# start of RECORDS PROVIDED

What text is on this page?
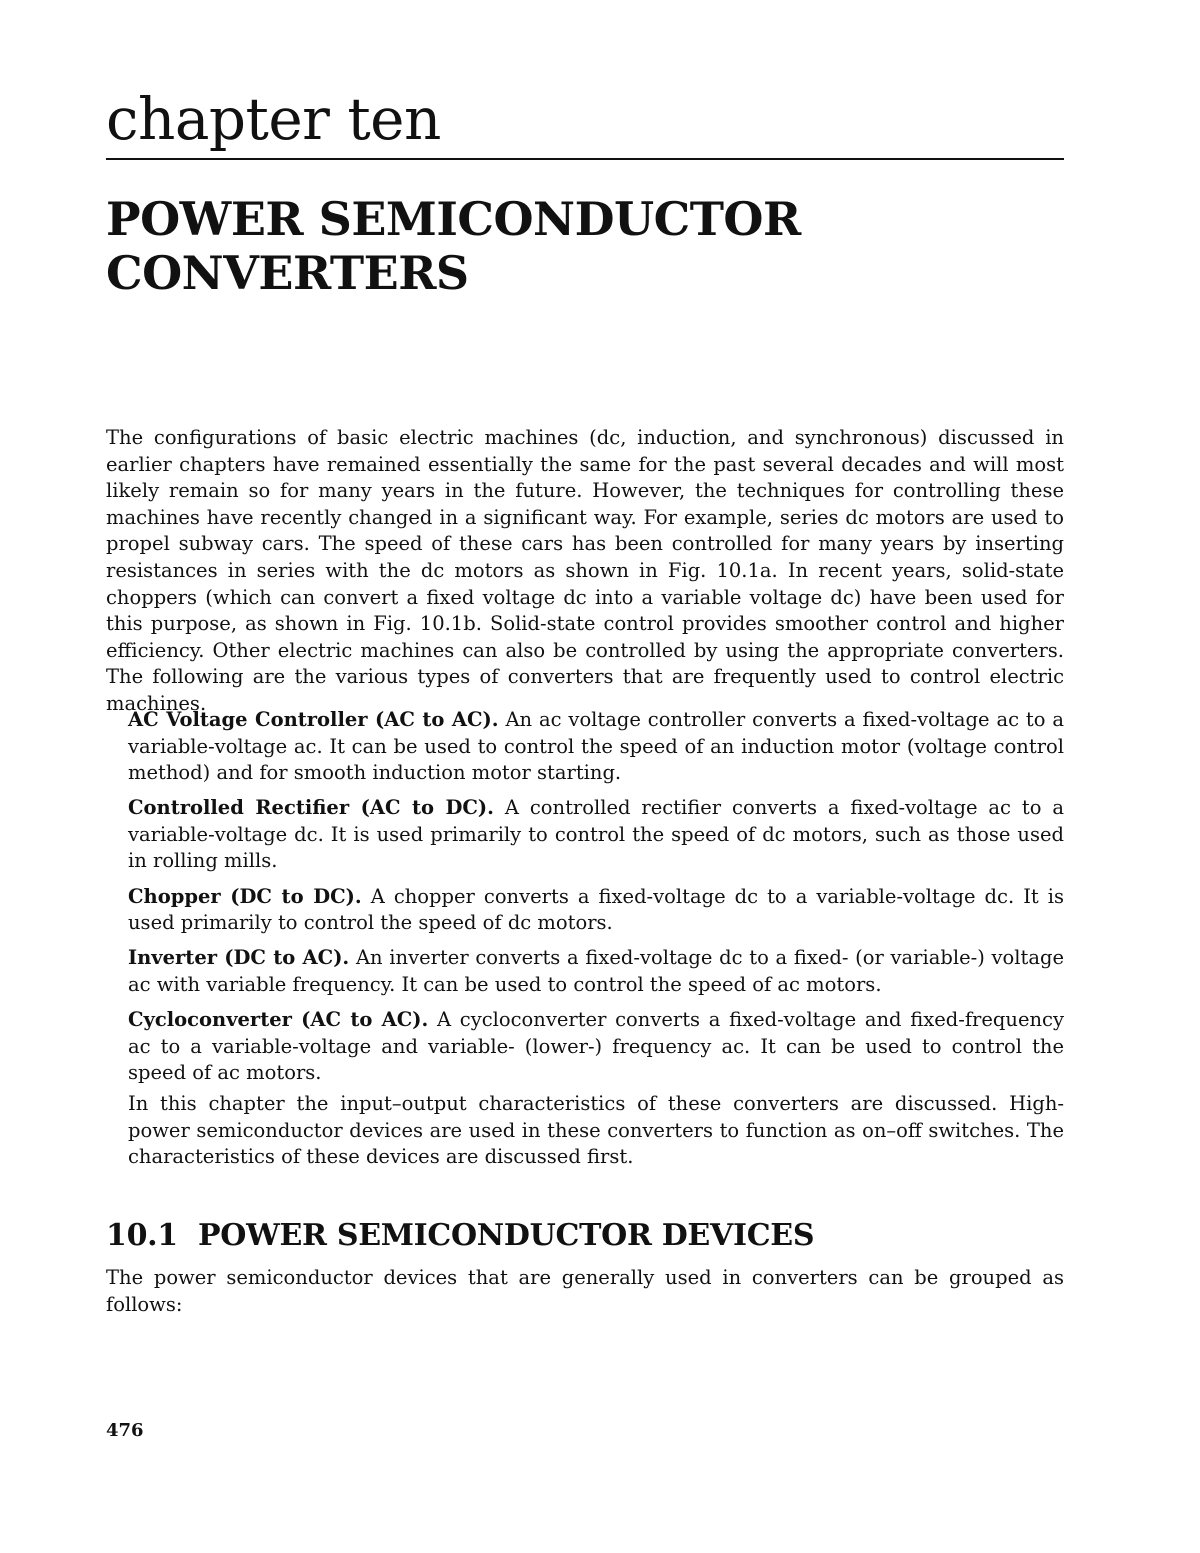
chapter ten
POWER SEMICONDUCTOR
CONVERTERS

The configurations of basic electric machines (dc, induction, and synchronous) discussed in earlier chapters have remained essentially the same for the past several decades and will most likely remain so for many years in the future. However, the techniques for controlling these machines have recently changed in a significant way. For example, series dc motors are used to propel subway cars. The speed of these cars has been controlled for many years by inserting resistances in series with the dc motors as shown in Fig. 10.1a. In recent years, solid-state choppers (which can convert a fixed voltage dc into a variable voltage dc) have been used for this purpose, as shown in Fig. 10.1b. Solid-state control provides smoother control and higher efficiency. Other electric machines can also be controlled by using the appropriate converters. The following are the various types of converters that are frequently used to control electric machines.

AC Voltage Controller (AC to AC). An ac voltage controller converts a fixed-voltage ac to a variable-voltage ac. It can be used to control the speed of an induction motor (voltage control method) and for smooth induction motor starting.
Controlled Rectifier (AC to DC). A controlled rectifier converts a fixed-voltage ac to a variable-voltage dc. It is used primarily to control the speed of dc motors, such as those used in rolling mills.
Chopper (DC to DC). A chopper converts a fixed-voltage dc to a variable-voltage dc. It is used primarily to control the speed of dc motors.
Inverter (DC to AC). An inverter converts a fixed-voltage dc to a fixed- (or variable-) voltage ac with variable frequency. It can be used to control the speed of ac motors.
Cycloconverter (AC to AC). A cycloconverter converts a fixed-voltage and fixed-frequency ac to a variable-voltage and variable- (lower-) frequency ac. It can be used to control the speed of ac motors.

In this chapter the input–output characteristics of these converters are discussed. High-power semiconductor devices are used in these converters to function as on–off switches. The characteristics of these devices are discussed first.

10.1 POWER SEMICONDUCTOR DEVICES

The power semiconductor devices that are generally used in converters can be grouped as follows:

476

# end of RECORDS PROVIDED

§ **WHAT IS ASKED**:
Without the pictures, restate all the entries above exactly.

§ **THE SOLUTION**:
What text is on this page?
chapter ten
POWER SEMICONDUCTOR
CONVERTERS

The configurations of basic electric machines (dc, induction, and synchronous) discussed in earlier chapters have remained essentially the same for the past several decades and will most likely remain so for many years in the future. However, the techniques for controlling these machines have recently changed in a significant way. For example, series dc motors are used to propel subway cars. The speed of these cars has been controlled for many years by inserting resistances in series with the dc motors as shown in Fig. 10.1a. In recent years, solid-state choppers (which can convert a fixed voltage dc into a variable voltage dc) have been used for this purpose, as shown in Fig. 10.1b. Solid-state control provides smoother control and higher efficiency. Other electric machines can also be controlled by using the appropriate converters. The following are the various types of converters that are frequently used to control electric machines.

AC Voltage Controller (AC to AC). An ac voltage controller converts a fixed-voltage ac to a variable-voltage ac. It can be used to control the speed of an induction motor (voltage control method) and for smooth induction motor starting.
Controlled Rectifier (AC to DC). A controlled rectifier converts a fixed-voltage ac to a variable-voltage dc. It is used primarily to control the speed of dc motors, such as those used in rolling mills.
Chopper (DC to DC). A chopper converts a fixed-voltage dc to a variable-voltage dc. It is used primarily to control the speed of dc motors.
Inverter (DC to AC). An inverter converts a fixed-voltage dc to a fixed- (or variable-) voltage ac with variable frequency. It can be used to control the speed of ac motors.
Cycloconverter (AC to AC). A cycloconverter converts a fixed-voltage and fixed-frequency ac to a variable-voltage and variable- (lower-) frequency ac. It can be used to control the speed of ac motors.

In this chapter the input–output characteristics of these converters are discussed. High-power semiconductor devices are used in these converters to function as on–off switches. The characteristics of these devices are discussed first.

10.1 POWER SEMICONDUCTOR DEVICES

The power semiconductor devices that are generally used in converters can be grouped as follows:

476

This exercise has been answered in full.